** TASK PROMPT **
Copy every entry exactly.
....
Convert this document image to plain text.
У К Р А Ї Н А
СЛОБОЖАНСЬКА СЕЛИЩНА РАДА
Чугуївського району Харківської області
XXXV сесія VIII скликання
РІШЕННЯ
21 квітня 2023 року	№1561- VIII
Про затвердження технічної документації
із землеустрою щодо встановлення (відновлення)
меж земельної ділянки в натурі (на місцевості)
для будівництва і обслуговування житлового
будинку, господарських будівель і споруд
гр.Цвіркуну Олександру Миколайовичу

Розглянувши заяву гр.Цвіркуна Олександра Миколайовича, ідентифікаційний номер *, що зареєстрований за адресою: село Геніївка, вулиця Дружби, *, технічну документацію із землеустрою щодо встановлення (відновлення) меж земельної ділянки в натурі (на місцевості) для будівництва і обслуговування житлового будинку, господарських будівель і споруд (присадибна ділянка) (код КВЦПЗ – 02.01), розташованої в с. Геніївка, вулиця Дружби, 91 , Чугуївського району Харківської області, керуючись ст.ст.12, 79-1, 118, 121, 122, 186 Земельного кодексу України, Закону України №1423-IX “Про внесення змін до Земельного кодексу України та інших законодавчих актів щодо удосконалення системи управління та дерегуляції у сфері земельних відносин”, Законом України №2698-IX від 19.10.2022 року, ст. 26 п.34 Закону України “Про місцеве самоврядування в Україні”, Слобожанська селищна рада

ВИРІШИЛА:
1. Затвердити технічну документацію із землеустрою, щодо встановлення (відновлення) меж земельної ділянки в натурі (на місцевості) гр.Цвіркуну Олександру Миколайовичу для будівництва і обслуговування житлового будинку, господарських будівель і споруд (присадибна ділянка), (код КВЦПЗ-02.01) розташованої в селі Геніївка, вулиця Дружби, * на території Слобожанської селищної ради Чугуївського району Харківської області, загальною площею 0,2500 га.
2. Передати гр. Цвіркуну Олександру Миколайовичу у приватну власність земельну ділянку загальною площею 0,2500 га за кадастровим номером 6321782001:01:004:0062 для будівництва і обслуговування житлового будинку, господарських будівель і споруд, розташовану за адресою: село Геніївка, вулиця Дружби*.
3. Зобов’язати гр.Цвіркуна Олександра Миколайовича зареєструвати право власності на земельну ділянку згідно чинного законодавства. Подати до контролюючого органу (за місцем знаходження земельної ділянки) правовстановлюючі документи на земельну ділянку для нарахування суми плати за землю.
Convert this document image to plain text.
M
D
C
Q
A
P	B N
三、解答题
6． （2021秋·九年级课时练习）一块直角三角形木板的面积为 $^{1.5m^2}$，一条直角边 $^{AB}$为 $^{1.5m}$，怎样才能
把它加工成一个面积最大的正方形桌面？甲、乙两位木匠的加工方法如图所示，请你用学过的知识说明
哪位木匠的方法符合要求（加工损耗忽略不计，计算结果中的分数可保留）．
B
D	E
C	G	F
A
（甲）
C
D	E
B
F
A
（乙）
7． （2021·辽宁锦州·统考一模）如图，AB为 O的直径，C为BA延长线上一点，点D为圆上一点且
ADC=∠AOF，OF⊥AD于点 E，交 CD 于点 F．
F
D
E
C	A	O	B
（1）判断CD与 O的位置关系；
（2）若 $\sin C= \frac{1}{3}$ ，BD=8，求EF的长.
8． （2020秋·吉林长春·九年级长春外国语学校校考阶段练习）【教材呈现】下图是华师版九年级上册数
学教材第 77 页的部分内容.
....
** RESPONSE FOR THIS EXERCISE **
Convert this document image to plain text.
У К Р А Ї Н А
СЛОБОЖАНСЬКА СЕЛИЩНА РАДА
Чугуївського району Харківської області
XXXV сесія VIII скликання
РІШЕННЯ
21 квітня 2023 року	№1561- VIII
Про затвердження технічної документації
із землеустрою щодо встановлення (відновлення)
меж земельної ділянки в натурі (на місцевості)
для будівництва і обслуговування житлового
будинку, господарських будівель і споруд
гр.Цвіркуну Олександру Миколайовичу

Розглянувши заяву гр.Цвіркуна Олександра Миколайовича, ідентифікаційний номер *, що зареєстрований за адресою: село Геніївка, вулиця Дружби, *, технічну документацію із землеустрою щодо встановлення (відновлення) меж земельної ділянки в натурі (на місцевості) для будівництва і обслуговування житлового будинку, господарських будівель і споруд (присадибна ділянка) (код КВЦПЗ – 02.01), розташованої в с. Геніївка, вулиця Дружби, 91 , Чугуївського району Харківської області, керуючись ст.ст.12, 79-1, 118, 121, 122, 186 Земельного кодексу України, Закону України №1423-IX “Про внесення змін до Земельного кодексу України та інших законодавчих актів щодо удосконалення системи управління та дерегуляції у сфері земельних відносин”, Законом України №2698-IX від 19.10.2022 року, ст. 26 п.34 Закону України “Про місцеве самоврядування в Україні”, Слобожанська селищна рада

ВИРІШИЛА:
1. Затвердити технічну документацію із землеустрою, щодо встановлення (відновлення) меж земельної ділянки в натурі (на місцевості) гр.Цвіркуну Олександру Миколайовичу для будівництва і обслуговування житлового будинку, господарських будівель і споруд (присадибна ділянка), (код КВЦПЗ-02.01) розташованої в селі Геніївка, вулиця Дружби, * на території Слобожанської селищної ради Чугуївського району Харківської області, загальною площею 0,2500 га.
2. Передати гр. Цвіркуну Олександру Миколайовичу у приватну власність земельну ділянку загальною площею 0,2500 га за кадастровим номером 6321782001:01:004:0062 для будівництва і обслуговування житлового будинку, господарських будівель і споруд, розташовану за адресою: село Геніївка, вулиця Дружби*.
3. Зобов’язати гр.Цвіркуна Олександра Миколайовича зареєструвати право власності на земельну ділянку згідно чинного законодавства. Подати до контролюючого органу (за місцем знаходження земельної ділянки) правовстановлюючі документи на земельну ділянку для нарахування суми плати за землю.
Convert this document image to plain text.
M
D
C
Q
A
P	B N
三、解答题
6． （2021秋·九年级课时练习）一块直角三角形木板的面积为 $^{1.5m^2}$，一条直角边 $^{AB}$为 $^{1.5m}$，怎样才能
把它加工成一个面积最大的正方形桌面？甲、乙两位木匠的加工方法如图所示，请你用学过的知识说明
哪位木匠的方法符合要求（加工损耗忽略不计，计算结果中的分数可保留）．
B
D	E
C	G	F
A
（甲）
C
D	E
B
F
A
（乙）
7． （2021·辽宁锦州·统考一模）如图，AB为 O的直径，C为BA延长线上一点，点D为圆上一点且
ADC=∠AOF，OF⊥AD于点 E，交 CD 于点 F．
F
D
E
C	A	O	B
（1）判断CD与 O的位置关系；
（2）若 $\sin C= \frac{1}{3}$ ，BD=8，求EF的长.
8． （2020秋·吉林长春·九年级长春外国语学校校考阶段练习）【教材呈现】下图是华师版九年级上册数
学教材第 77 页的部分内容.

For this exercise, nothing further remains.